■ Dataset entries
________________
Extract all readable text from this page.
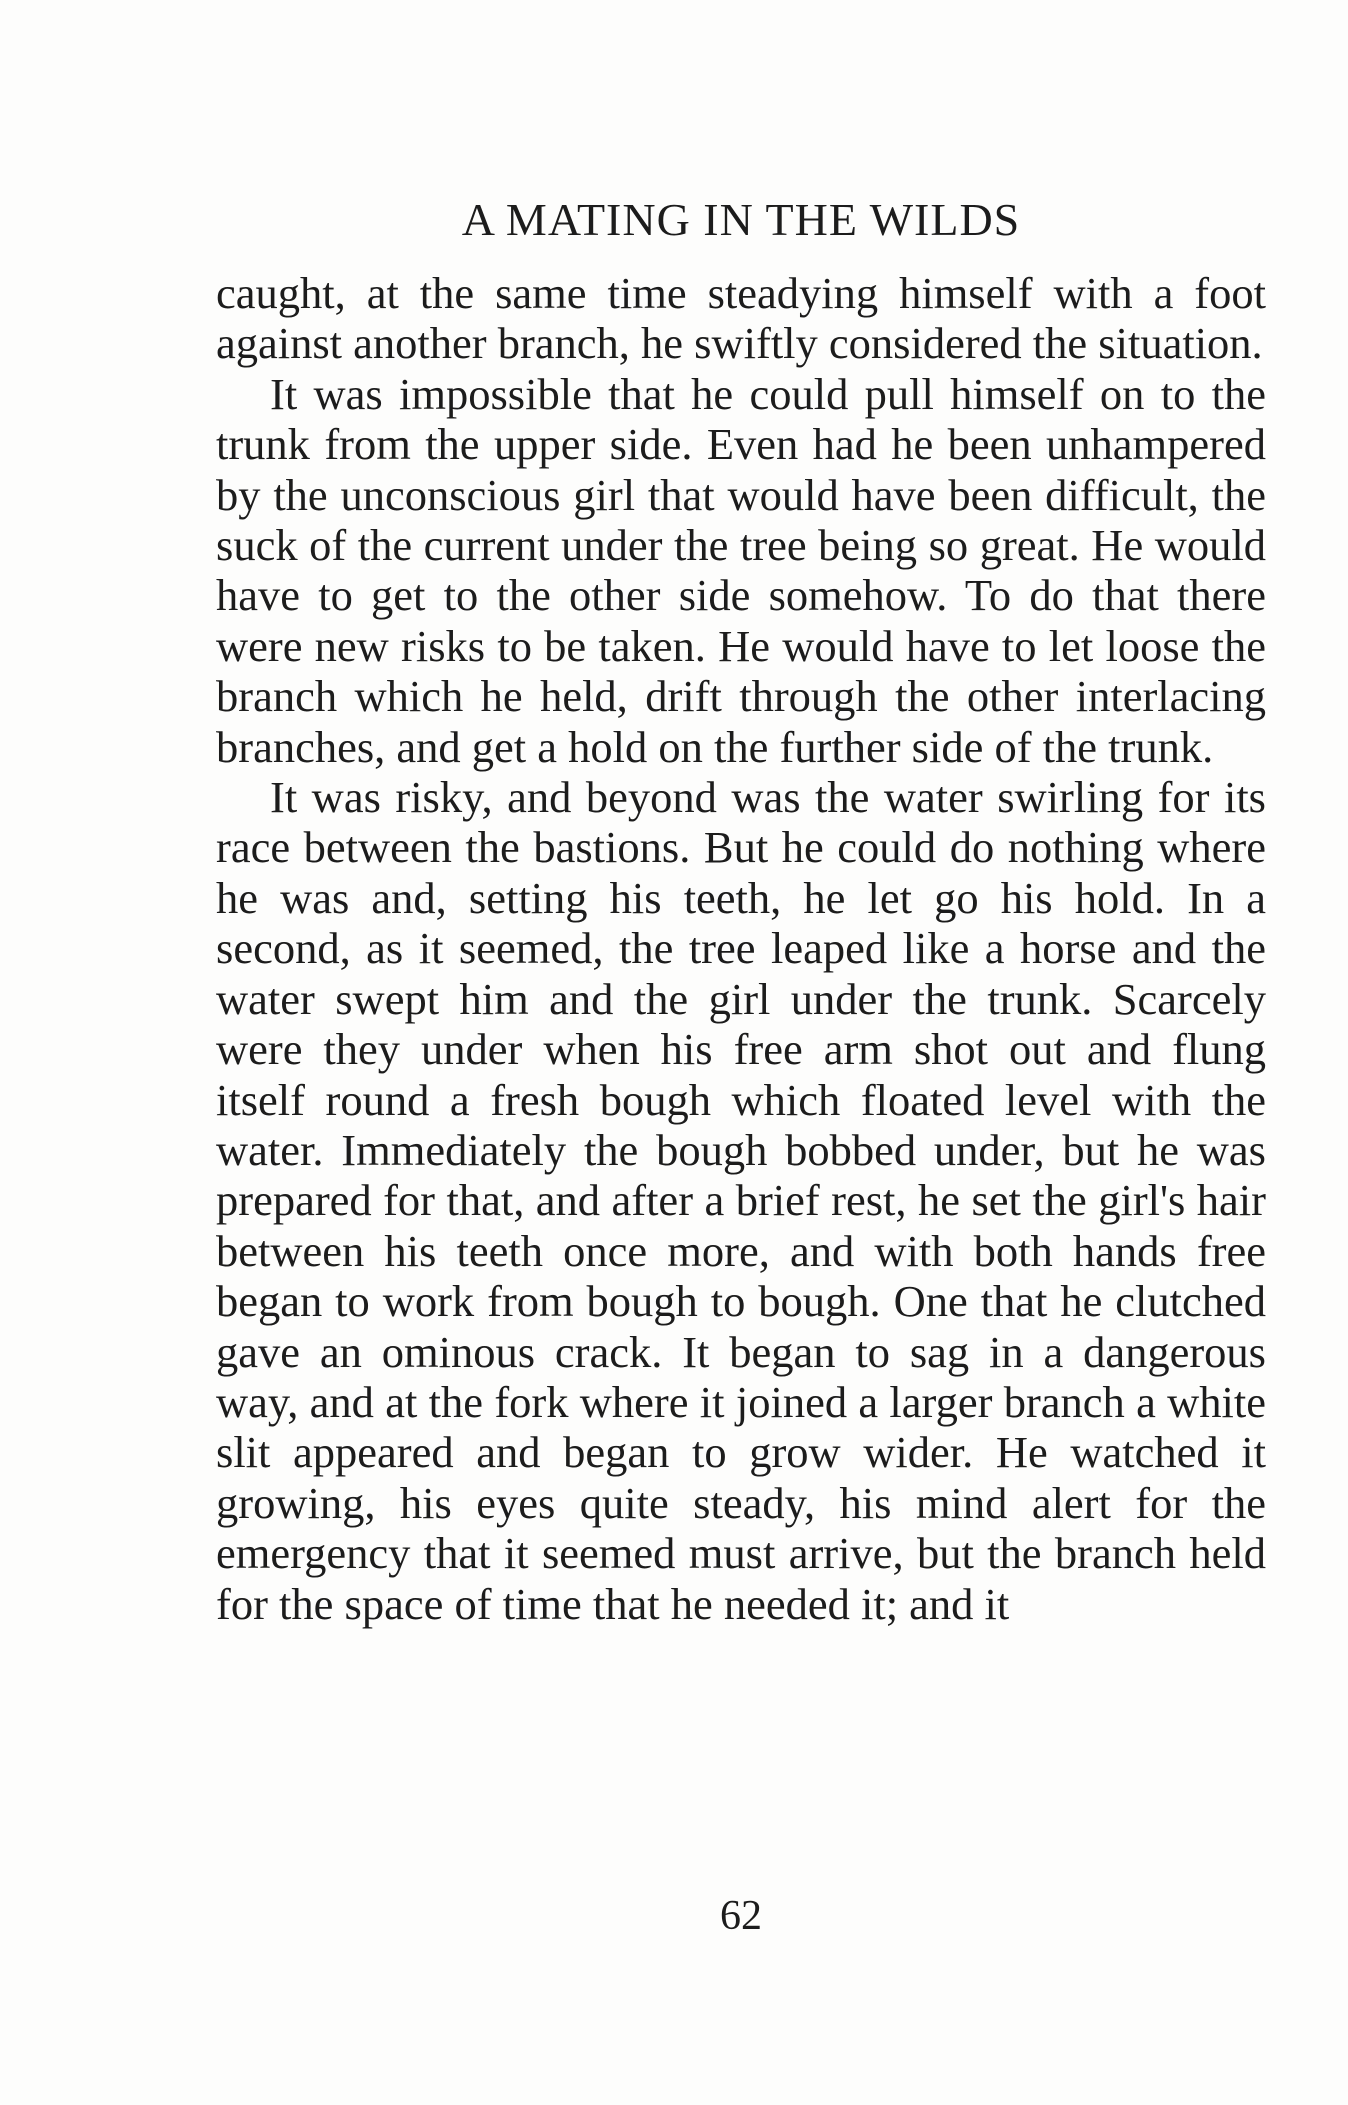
A MATING IN THE WILDS

caught, at the same time steadying himself with a foot against another branch, he swiftly considered the situation.

It was impossible that he could pull himself on to the trunk from the upper side. Even had he been unhampered by the unconscious girl that would have been difficult, the suck of the current under the tree being so great. He would have to get to the other side somehow. To do that there were new risks to be taken. He would have to let loose the branch which he held, drift through the other interlacing branches, and get a hold on the further side of the trunk.

It was risky, and beyond was the water swirling for its race between the bastions. But he could do nothing where he was and, setting his teeth, he let go his hold. In a second, as it seemed, the tree leaped like a horse and the water swept him and the girl under the trunk. Scarcely were they under when his free arm shot out and flung itself round a fresh bough which floated level with the water. Immediately the bough bobbed under, but he was prepared for that, and after a brief rest, he set the girl's hair between his teeth once more, and with both hands free began to work from bough to bough. One that he clutched gave an ominous crack. It began to sag in a dangerous way, and at the fork where it joined a larger branch a white slit appeared and began to grow wider. He watched it growing, his eyes quite steady, his mind alert for the emergency that it seemed must arrive, but the branch held for the space of time that he needed it; and it

62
________________
Copy everything in the records above except the pictures, exactly as written.

■ Solution
Extract all readable text from this page.
A MATING IN THE WILDS

caught, at the same time steadying himself with a foot against another branch, he swiftly considered the situation.

It was impossible that he could pull himself on to the trunk from the upper side. Even had he been unhampered by the unconscious girl that would have been difficult, the suck of the current under the tree being so great. He would have to get to the other side somehow. To do that there were new risks to be taken. He would have to let loose the branch which he held, drift through the other interlacing branches, and get a hold on the further side of the trunk.

It was risky, and beyond was the water swirling for its race between the bastions. But he could do nothing where he was and, setting his teeth, he let go his hold. In a second, as it seemed, the tree leaped like a horse and the water swept him and the girl under the trunk. Scarcely were they under when his free arm shot out and flung itself round a fresh bough which floated level with the water. Immediately the bough bobbed under, but he was prepared for that, and after a brief rest, he set the girl's hair between his teeth once more, and with both hands free began to work from bough to bough. One that he clutched gave an ominous crack. It began to sag in a dangerous way, and at the fork where it joined a larger branch a white slit appeared and began to grow wider. He watched it growing, his eyes quite steady, his mind alert for the emergency that it seemed must arrive, but the branch held for the space of time that he needed it; and it

62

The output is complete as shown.